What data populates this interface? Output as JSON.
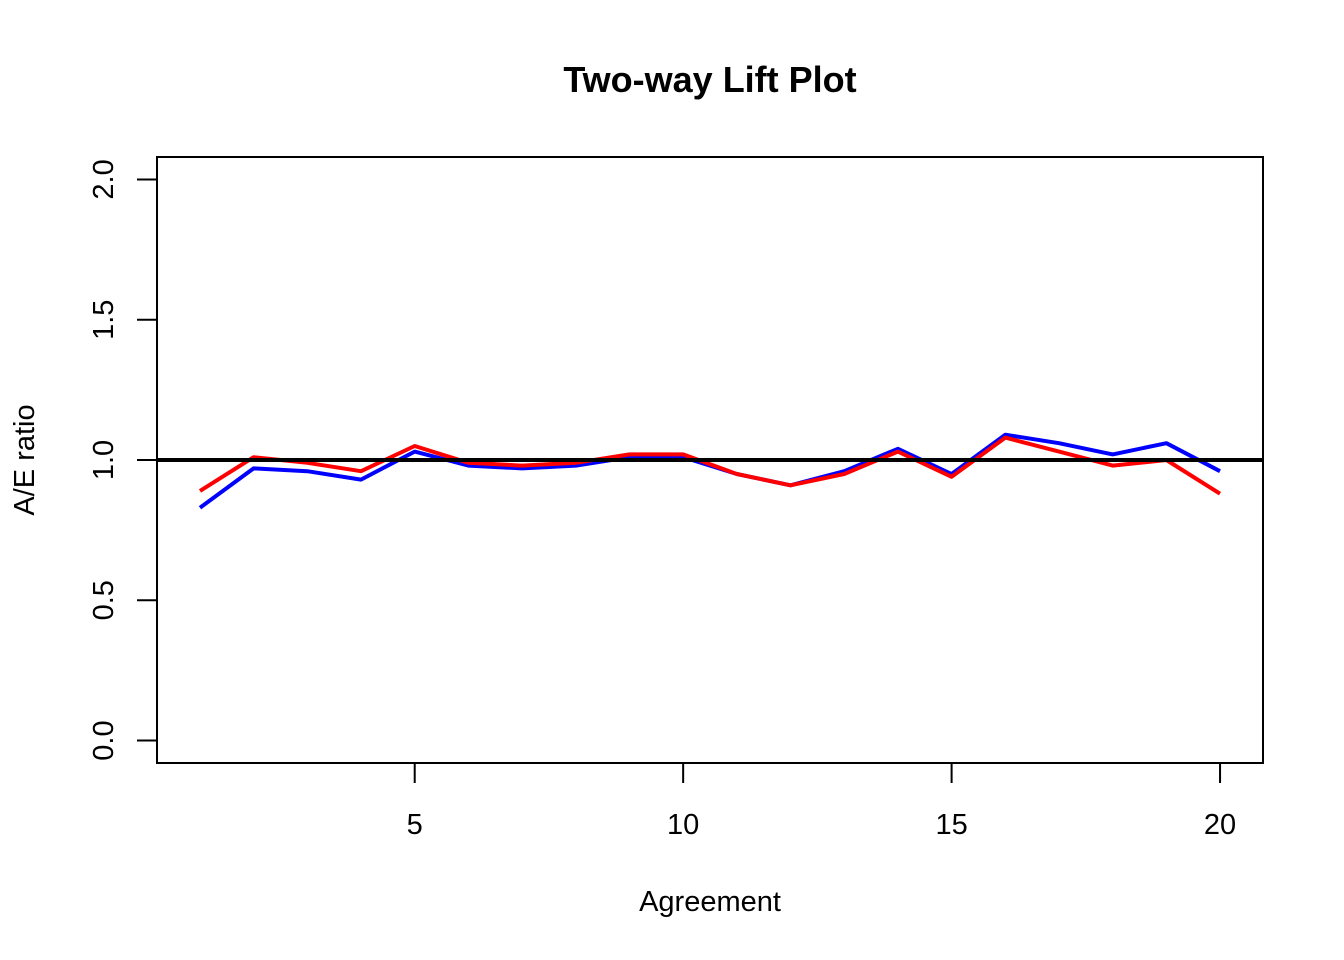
{
  "chart_data": {
    "type": "line",
    "title": "Two-way Lift Plot",
    "xlabel": "Agreement",
    "ylabel": "A/E ratio",
    "xlim": [
      0.2,
      20.8
    ],
    "ylim": [
      -0.08,
      2.08
    ],
    "xticks": [
      5,
      10,
      15,
      20
    ],
    "yticks": [
      0.0,
      0.5,
      1.0,
      1.5,
      2.0
    ],
    "xtick_labels": [
      "5",
      "10",
      "15",
      "20"
    ],
    "ytick_labels": [
      "0.0",
      "0.5",
      "1.0",
      "1.5",
      "2.0"
    ],
    "grid": false,
    "reference_line": {
      "y": 1.0,
      "color": "#000000"
    },
    "x": [
      1,
      2,
      3,
      4,
      5,
      6,
      7,
      8,
      9,
      10,
      11,
      12,
      13,
      14,
      15,
      16,
      17,
      18,
      19,
      20
    ],
    "series": [
      {
        "color": "#0000ff",
        "values": [
          0.83,
          0.97,
          0.96,
          0.93,
          1.03,
          0.98,
          0.97,
          0.98,
          1.01,
          1.01,
          0.95,
          0.91,
          0.96,
          1.04,
          0.95,
          1.09,
          1.06,
          1.02,
          1.06,
          0.96
        ]
      },
      {
        "color": "#ff0000",
        "values": [
          0.89,
          1.01,
          0.99,
          0.96,
          1.05,
          0.99,
          0.98,
          0.99,
          1.02,
          1.02,
          0.95,
          0.91,
          0.95,
          1.03,
          0.94,
          1.08,
          1.03,
          0.98,
          1.0,
          0.88
        ]
      }
    ]
  }
}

********************

▸ **WORK TO DO**
Give every record back exactly as it reads, with no images.

▸ **ANSWER TO THE EXERCISE**
What data populates this interface? Output as JSON.
{
  "chart_data": {
    "type": "line",
    "title": "Two-way Lift Plot",
    "xlabel": "Agreement",
    "ylabel": "A/E ratio",
    "xlim": [
      0.2,
      20.8
    ],
    "ylim": [
      -0.08,
      2.08
    ],
    "xticks": [
      5,
      10,
      15,
      20
    ],
    "yticks": [
      0.0,
      0.5,
      1.0,
      1.5,
      2.0
    ],
    "xtick_labels": [
      "5",
      "10",
      "15",
      "20"
    ],
    "ytick_labels": [
      "0.0",
      "0.5",
      "1.0",
      "1.5",
      "2.0"
    ],
    "grid": false,
    "reference_line": {
      "y": 1.0,
      "color": "#000000"
    },
    "x": [
      1,
      2,
      3,
      4,
      5,
      6,
      7,
      8,
      9,
      10,
      11,
      12,
      13,
      14,
      15,
      16,
      17,
      18,
      19,
      20
    ],
    "series": [
      {
        "color": "#0000ff",
        "values": [
          0.83,
          0.97,
          0.96,
          0.93,
          1.03,
          0.98,
          0.97,
          0.98,
          1.01,
          1.01,
          0.95,
          0.91,
          0.96,
          1.04,
          0.95,
          1.09,
          1.06,
          1.02,
          1.06,
          0.96
        ]
      },
      {
        "color": "#ff0000",
        "values": [
          0.89,
          1.01,
          0.99,
          0.96,
          1.05,
          0.99,
          0.98,
          0.99,
          1.02,
          1.02,
          0.95,
          0.91,
          0.95,
          1.03,
          0.94,
          1.08,
          1.03,
          0.98,
          1.0,
          0.88
        ]
      }
    ]
  }
}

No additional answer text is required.